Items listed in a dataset
******************************

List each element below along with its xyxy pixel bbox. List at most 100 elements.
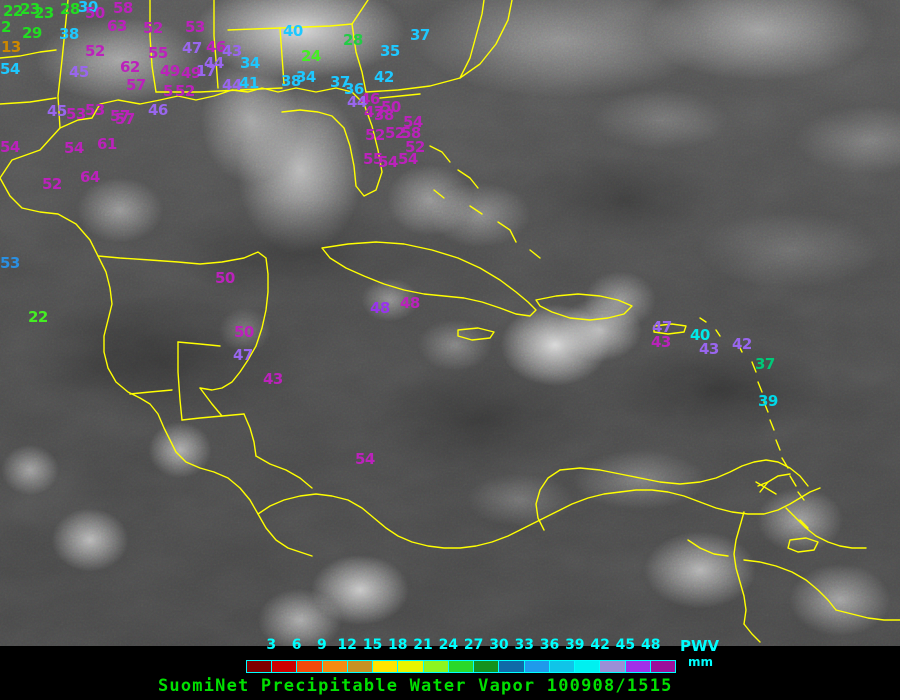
station-pwv-value: 63 [107, 17, 127, 35]
station-pwv-value: 34 [296, 68, 316, 86]
station-pwv-value: 38 [59, 25, 79, 43]
station-pwv-value: 47 [233, 346, 253, 364]
station-pwv-value: 42 [374, 68, 394, 86]
station-pwv-value: 50 [234, 323, 254, 341]
station-pwv-value: 40 [690, 326, 710, 344]
station-pwv-value: 28 [60, 0, 80, 18]
station-pwv-value: 43 [699, 340, 719, 358]
station-pwv-value: 54 [64, 139, 84, 157]
colorbar-segment-1 [272, 661, 298, 672]
colorbar-segment-12 [549, 661, 576, 672]
colorbar-tick-12: 12 [337, 637, 357, 653]
station-pwv-value: 40 [283, 22, 303, 40]
colorbar-tick-9: 9 [317, 637, 327, 653]
colorbar-segment-15 [625, 661, 651, 672]
station-pwv-value: 24 [301, 47, 321, 65]
colorbar-segment-11 [524, 661, 550, 672]
station-pwv-value: 50 [215, 269, 235, 287]
station-pwv-value: 46 [148, 101, 168, 119]
colorbar-segment-8 [448, 661, 475, 672]
station-pwv-value: 47 [364, 103, 384, 121]
colorbar-segment-2 [297, 661, 323, 672]
station-pwv-value: 22 [28, 308, 48, 326]
station-pwv-value: 54 [403, 113, 423, 131]
colorbar-tick-3: 3 [266, 637, 277, 653]
station-pwv-value: 54 [378, 153, 398, 171]
pwv-units-label: mm [688, 655, 714, 669]
station-pwv-value: 41 [239, 74, 259, 92]
station-pwv-value: 44 [204, 54, 224, 72]
station-pwv-value: 52 [175, 82, 195, 100]
station-pwv-value: 52 [143, 19, 163, 37]
colorbar-segment-7 [423, 661, 449, 672]
station-pwv-value: 49 [181, 64, 201, 82]
colorbar-tick-36: 36 [539, 637, 560, 653]
colorbar-tick-6: 6 [291, 637, 302, 653]
cloud-texture-detail [0, 0, 900, 646]
station-pwv-value: 54 [0, 60, 20, 78]
colorbar-segment-0 [247, 661, 273, 672]
station-pwv-value: 54 [355, 450, 375, 468]
station-pwv-value: 46 [206, 38, 226, 56]
colorbar-tick-27: 27 [463, 637, 484, 653]
pwv-variable-label: PWV [680, 637, 720, 655]
station-pwv-value: 44 [347, 93, 367, 111]
colorbar [246, 660, 676, 673]
colorbar-segment-16 [650, 661, 675, 672]
station-pwv-value: 61 [97, 135, 117, 153]
colorbar-segment-14 [600, 661, 626, 672]
station-pwv-value: 50 [85, 4, 105, 22]
station-pwv-value: 54 [0, 138, 20, 156]
colorbar-segment-3 [322, 661, 348, 672]
station-pwv-value: 52 [85, 42, 105, 60]
station-pwv-value: 57 [126, 76, 146, 94]
colorbar-tick-45: 45 [615, 637, 636, 653]
colorbar-segment-9 [474, 661, 500, 672]
station-pwv-value: 36 [344, 80, 364, 98]
station-pwv-value: 55 [363, 150, 383, 168]
colorbar-segment-5 [373, 661, 399, 672]
station-pwv-value: 23 [20, 0, 40, 18]
station-pwv-value: 38 [374, 106, 394, 124]
station-pwv-value: 17 [196, 62, 216, 80]
station-pwv-value: 39 [758, 392, 778, 410]
station-pwv-value: 30 [78, 0, 98, 16]
colorbar-tick-48: 48 [640, 637, 661, 653]
station-pwv-value: 53 [185, 18, 205, 36]
colorbar-tick-33: 33 [514, 637, 534, 653]
station-pwv-value: 45 [47, 102, 67, 120]
station-pwv-value: 29 [22, 24, 42, 42]
station-pwv-value: 53 [85, 101, 105, 119]
colorbar-tick-30: 30 [489, 637, 509, 653]
station-pwv-value: 48 [370, 299, 390, 317]
colorbar-segment-4 [347, 661, 374, 672]
station-pwv-value: 52 [405, 138, 425, 156]
station-pwv-value: 58 [401, 124, 421, 142]
station-pwv-value: 35 [380, 42, 400, 60]
station-pwv-value: 37 [330, 73, 350, 91]
station-pwv-value: 53 [0, 254, 20, 272]
station-pwv-value: 57 [115, 110, 135, 128]
station-pwv-value: 47 [182, 39, 202, 57]
colorbar-segment-6 [398, 661, 424, 672]
station-pwv-value: 34 [240, 54, 260, 72]
station-pwv-value: 52 [385, 124, 405, 142]
colorbar-tick-42: 42 [590, 637, 610, 653]
coastline-overlay [0, 0, 900, 643]
colorbar-tick-24: 24 [438, 637, 459, 653]
station-pwv-value: 38 [281, 72, 301, 90]
product-title: SuomiNet Precipitable Water Vapor 100908… [158, 676, 673, 696]
station-pwv-value: 37 [755, 355, 775, 373]
station-pwv-value: 43 [222, 42, 242, 60]
station-pwv-value: 58 [113, 0, 133, 17]
station-pwv-value: 45 [69, 63, 89, 81]
station-pwv-value: 62 [120, 58, 140, 76]
station-pwv-value: 53 [66, 105, 86, 123]
colorbar-tick-15: 15 [362, 637, 383, 653]
legend-footer: 3 6 9 12 15 18 21 24 27 30 33 36 39 42 45 48 PWV mm Suo… [0, 637, 900, 700]
station-pwv-value: 5 [163, 82, 173, 100]
station-pwv-value: 49 [160, 62, 180, 80]
station-pwv-value: 52 [42, 175, 62, 193]
colorbar-segment-10 [499, 661, 525, 672]
station-pwv-value: 13 [1, 38, 21, 56]
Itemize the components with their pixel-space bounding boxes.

******************************

Put every line from the one containing "station-pwv-value: 63 [107, 17, 127, 35]" down to the one containing "station-pwv-value: 22 [28, 308, 48, 326]", both included, into a Markdown table with columns Row and Line, leaving out any blank lines.

● **Response below**:
| Row | Line |
|---|---|
| 1 | station-pwv-value: 63 [107, 17, 127, 35] |
| 2 | station-pwv-value: 34 [296, 68, 316, 86] |
| 3 | station-pwv-value: 38 [59, 25, 79, 43] |
| 4 | station-pwv-value: 47 [233, 346, 253, 364] |
| 5 | station-pwv-value: 42 [374, 68, 394, 86] |
| 6 | station-pwv-value: 50 [234, 323, 254, 341] |
| 7 | station-pwv-value: 40 [690, 326, 710, 344] |
| 8 | station-pwv-value: 28 [60, 0, 80, 18] |
| 9 | station-pwv-value: 43 [699, 340, 719, 358] |
| 10 | station-pwv-value: 54 [64, 139, 84, 157] |
| 11 | colorbar-segment-1 [272, 661, 298, 672] |
| 12 | colorbar-segment-12 [549, 661, 576, 672] |
| 13 | colorbar-tick-12: 12 [337, 637, 357, 653] |
| 14 | station-pwv-value: 40 [283, 22, 303, 40] |
| 15 | colorbar-tick-9: 9 [317, 637, 327, 653] |
| 16 | colorbar-segment-15 [625, 661, 651, 672] |
| 17 | station-pwv-value: 24 [301, 47, 321, 65] |
| 18 | colorbar-segment-11 [524, 661, 550, 672] |
| 19 | station-pwv-value: 50 [215, 269, 235, 287] |
| 20 | station-pwv-value: 46 [148, 101, 168, 119] |
| 21 | colorbar-segment-8 [448, 661, 475, 672] |
| 22 | station-pwv-value: 47 [364, 103, 384, 121] |
| 23 | colorbar-segment-2 [297, 661, 323, 672] |
| 24 | station-pwv-value: 22 [28, 308, 48, 326] |